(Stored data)

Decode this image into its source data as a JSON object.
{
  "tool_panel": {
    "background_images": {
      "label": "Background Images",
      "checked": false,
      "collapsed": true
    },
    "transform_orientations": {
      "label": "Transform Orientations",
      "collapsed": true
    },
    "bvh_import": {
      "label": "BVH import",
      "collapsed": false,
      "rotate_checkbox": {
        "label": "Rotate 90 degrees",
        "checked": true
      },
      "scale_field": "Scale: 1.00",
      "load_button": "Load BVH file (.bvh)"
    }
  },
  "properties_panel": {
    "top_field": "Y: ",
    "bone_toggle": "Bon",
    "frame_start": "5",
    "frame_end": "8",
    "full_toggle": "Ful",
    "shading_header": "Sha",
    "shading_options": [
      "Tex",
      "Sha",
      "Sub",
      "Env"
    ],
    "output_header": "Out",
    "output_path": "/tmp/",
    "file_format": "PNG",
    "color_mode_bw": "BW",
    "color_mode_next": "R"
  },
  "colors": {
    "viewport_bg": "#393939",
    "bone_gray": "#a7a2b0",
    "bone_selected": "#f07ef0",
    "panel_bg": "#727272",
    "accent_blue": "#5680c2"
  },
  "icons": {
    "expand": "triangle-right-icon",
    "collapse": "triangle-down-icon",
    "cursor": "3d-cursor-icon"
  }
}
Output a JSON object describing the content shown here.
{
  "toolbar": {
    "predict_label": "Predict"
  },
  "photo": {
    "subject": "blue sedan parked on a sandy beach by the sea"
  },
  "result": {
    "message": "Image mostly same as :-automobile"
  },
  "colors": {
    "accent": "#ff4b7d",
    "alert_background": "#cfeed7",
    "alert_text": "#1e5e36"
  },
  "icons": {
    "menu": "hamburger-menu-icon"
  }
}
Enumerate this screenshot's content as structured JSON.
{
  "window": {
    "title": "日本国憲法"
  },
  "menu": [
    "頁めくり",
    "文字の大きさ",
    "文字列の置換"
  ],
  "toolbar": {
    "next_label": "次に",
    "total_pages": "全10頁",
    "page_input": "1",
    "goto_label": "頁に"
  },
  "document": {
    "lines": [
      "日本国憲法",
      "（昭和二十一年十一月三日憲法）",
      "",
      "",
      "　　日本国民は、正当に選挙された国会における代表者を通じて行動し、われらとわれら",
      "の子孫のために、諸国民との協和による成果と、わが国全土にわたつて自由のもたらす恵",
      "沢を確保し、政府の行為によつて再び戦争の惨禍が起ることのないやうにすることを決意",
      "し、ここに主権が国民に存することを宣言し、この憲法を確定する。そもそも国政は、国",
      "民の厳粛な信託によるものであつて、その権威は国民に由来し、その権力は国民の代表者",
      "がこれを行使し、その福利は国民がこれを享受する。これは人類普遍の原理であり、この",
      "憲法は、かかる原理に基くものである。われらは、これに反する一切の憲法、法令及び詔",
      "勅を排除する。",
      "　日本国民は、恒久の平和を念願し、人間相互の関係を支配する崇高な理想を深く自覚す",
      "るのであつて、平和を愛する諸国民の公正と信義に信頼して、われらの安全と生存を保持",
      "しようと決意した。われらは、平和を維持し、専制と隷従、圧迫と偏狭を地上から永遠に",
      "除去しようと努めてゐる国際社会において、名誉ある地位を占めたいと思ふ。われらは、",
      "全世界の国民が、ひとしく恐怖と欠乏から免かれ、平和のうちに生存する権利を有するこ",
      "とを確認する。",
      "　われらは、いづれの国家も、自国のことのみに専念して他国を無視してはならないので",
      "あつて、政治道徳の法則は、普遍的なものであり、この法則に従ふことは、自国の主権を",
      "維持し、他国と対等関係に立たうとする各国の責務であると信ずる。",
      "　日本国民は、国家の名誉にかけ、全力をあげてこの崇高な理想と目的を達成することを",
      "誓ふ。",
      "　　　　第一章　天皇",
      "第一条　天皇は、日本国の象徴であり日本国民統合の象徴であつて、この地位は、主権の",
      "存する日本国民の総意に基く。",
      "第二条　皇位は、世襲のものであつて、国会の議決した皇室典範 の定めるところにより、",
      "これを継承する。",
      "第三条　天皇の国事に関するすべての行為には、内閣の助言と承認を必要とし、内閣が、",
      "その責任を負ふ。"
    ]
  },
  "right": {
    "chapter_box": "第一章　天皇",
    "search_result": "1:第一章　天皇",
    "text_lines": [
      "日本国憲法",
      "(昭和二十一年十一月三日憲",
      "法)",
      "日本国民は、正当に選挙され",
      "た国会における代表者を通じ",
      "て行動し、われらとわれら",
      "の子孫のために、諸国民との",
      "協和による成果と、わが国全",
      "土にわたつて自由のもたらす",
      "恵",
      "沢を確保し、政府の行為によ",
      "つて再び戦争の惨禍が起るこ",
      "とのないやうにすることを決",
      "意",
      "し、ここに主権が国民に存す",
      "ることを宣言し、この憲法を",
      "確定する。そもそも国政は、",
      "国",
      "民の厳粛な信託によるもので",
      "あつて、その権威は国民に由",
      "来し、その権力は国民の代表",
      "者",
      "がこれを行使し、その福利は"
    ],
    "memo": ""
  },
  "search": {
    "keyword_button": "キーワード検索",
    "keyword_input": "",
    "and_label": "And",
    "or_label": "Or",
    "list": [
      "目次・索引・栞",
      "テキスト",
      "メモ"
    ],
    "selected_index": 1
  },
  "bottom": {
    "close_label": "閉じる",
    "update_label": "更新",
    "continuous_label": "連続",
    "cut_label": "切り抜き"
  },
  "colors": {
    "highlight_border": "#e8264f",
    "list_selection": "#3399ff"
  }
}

• _YOUR OBJECTIVE_: Give the complete listing a second time, exactly as it reads.

• _THE RESULT_:
Decode this image into its source data as a JSON object.
{
  "tool_panel": {
    "background_images": {
      "label": "Background Images",
      "checked": false,
      "collapsed": true
    },
    "transform_orientations": {
      "label": "Transform Orientations",
      "collapsed": true
    },
    "bvh_import": {
      "label": "BVH import",
      "collapsed": false,
      "rotate_checkbox": {
        "label": "Rotate 90 degrees",
        "checked": true
      },
      "scale_field": "Scale: 1.00",
      "load_button": "Load BVH file (.bvh)"
    }
  },
  "properties_panel": {
    "top_field": "Y: ",
    "bone_toggle": "Bon",
    "frame_start": "5",
    "frame_end": "8",
    "full_toggle": "Ful",
    "shading_header": "Sha",
    "shading_options": [
      "Tex",
      "Sha",
      "Sub",
      "Env"
    ],
    "output_header": "Out",
    "output_path": "/tmp/",
    "file_format": "PNG",
    "color_mode_bw": "BW",
    "color_mode_next": "R"
  },
  "colors": {
    "viewport_bg": "#393939",
    "bone_gray": "#a7a2b0",
    "bone_selected": "#f07ef0",
    "panel_bg": "#727272",
    "accent_blue": "#5680c2"
  },
  "icons": {
    "expand": "triangle-right-icon",
    "collapse": "triangle-down-icon",
    "cursor": "3d-cursor-icon"
  }
}
Output a JSON object describing the content shown here.
{
  "toolbar": {
    "predict_label": "Predict"
  },
  "photo": {
    "subject": "blue sedan parked on a sandy beach by the sea"
  },
  "result": {
    "message": "Image mostly same as :-automobile"
  },
  "colors": {
    "accent": "#ff4b7d",
    "alert_background": "#cfeed7",
    "alert_text": "#1e5e36"
  },
  "icons": {
    "menu": "hamburger-menu-icon"
  }
}
Enumerate this screenshot's content as structured JSON.
{
  "window": {
    "title": "日本国憲法"
  },
  "menu": [
    "頁めくり",
    "文字の大きさ",
    "文字列の置換"
  ],
  "toolbar": {
    "next_label": "次に",
    "total_pages": "全10頁",
    "page_input": "1",
    "goto_label": "頁に"
  },
  "document": {
    "lines": [
      "日本国憲法",
      "（昭和二十一年十一月三日憲法）",
      "",
      "",
      "　　日本国民は、正当に選挙された国会における代表者を通じて行動し、われらとわれら",
      "の子孫のために、諸国民との協和による成果と、わが国全土にわたつて自由のもたらす恵",
      "沢を確保し、政府の行為によつて再び戦争の惨禍が起ることのないやうにすることを決意",
      "し、ここに主権が国民に存することを宣言し、この憲法を確定する。そもそも国政は、国",
      "民の厳粛な信託によるものであつて、その権威は国民に由来し、その権力は国民の代表者",
      "がこれを行使し、その福利は国民がこれを享受する。これは人類普遍の原理であり、この",
      "憲法は、かかる原理に基くものである。われらは、これに反する一切の憲法、法令及び詔",
      "勅を排除する。",
      "　日本国民は、恒久の平和を念願し、人間相互の関係を支配する崇高な理想を深く自覚す",
      "るのであつて、平和を愛する諸国民の公正と信義に信頼して、われらの安全と生存を保持",
      "しようと決意した。われらは、平和を維持し、専制と隷従、圧迫と偏狭を地上から永遠に",
      "除去しようと努めてゐる国際社会において、名誉ある地位を占めたいと思ふ。われらは、",
      "全世界の国民が、ひとしく恐怖と欠乏から免かれ、平和のうちに生存する権利を有するこ",
      "とを確認する。",
      "　われらは、いづれの国家も、自国のことのみに専念して他国を無視してはならないので",
      "あつて、政治道徳の法則は、普遍的なものであり、この法則に従ふことは、自国の主権を",
      "維持し、他国と対等関係に立たうとする各国の責務であると信ずる。",
      "　日本国民は、国家の名誉にかけ、全力をあげてこの崇高な理想と目的を達成することを",
      "誓ふ。",
      "　　　　第一章　天皇",
      "第一条　天皇は、日本国の象徴であり日本国民統合の象徴であつて、この地位は、主権の",
      "存する日本国民の総意に基く。",
      "第二条　皇位は、世襲のものであつて、国会の議決した皇室典範 の定めるところにより、",
      "これを継承する。",
      "第三条　天皇の国事に関するすべての行為には、内閣の助言と承認を必要とし、内閣が、",
      "その責任を負ふ。"
    ]
  },
  "right": {
    "chapter_box": "第一章　天皇",
    "search_result": "1:第一章　天皇",
    "text_lines": [
      "日本国憲法",
      "(昭和二十一年十一月三日憲",
      "法)",
      "日本国民は、正当に選挙され",
      "た国会における代表者を通じ",
      "て行動し、われらとわれら",
      "の子孫のために、諸国民との",
      "協和による成果と、わが国全",
      "土にわたつて自由のもたらす",
      "恵",
      "沢を確保し、政府の行為によ",
      "つて再び戦争の惨禍が起るこ",
      "とのないやうにすることを決",
      "意",
      "し、ここに主権が国民に存す",
      "ることを宣言し、この憲法を",
      "確定する。そもそも国政は、",
      "国",
      "民の厳粛な信託によるもので",
      "あつて、その権威は国民に由",
      "来し、その権力は国民の代表",
      "者",
      "がこれを行使し、その福利は"
    ],
    "memo": ""
  },
  "search": {
    "keyword_button": "キーワード検索",
    "keyword_input": "",
    "and_label": "And",
    "or_label": "Or",
    "list": [
      "目次・索引・栞",
      "テキスト",
      "メモ"
    ],
    "selected_index": 1
  },
  "bottom": {
    "close_label": "閉じる",
    "update_label": "更新",
    "continuous_label": "連続",
    "cut_label": "切り抜き"
  },
  "colors": {
    "highlight_border": "#e8264f",
    "list_selection": "#3399ff"
  }
}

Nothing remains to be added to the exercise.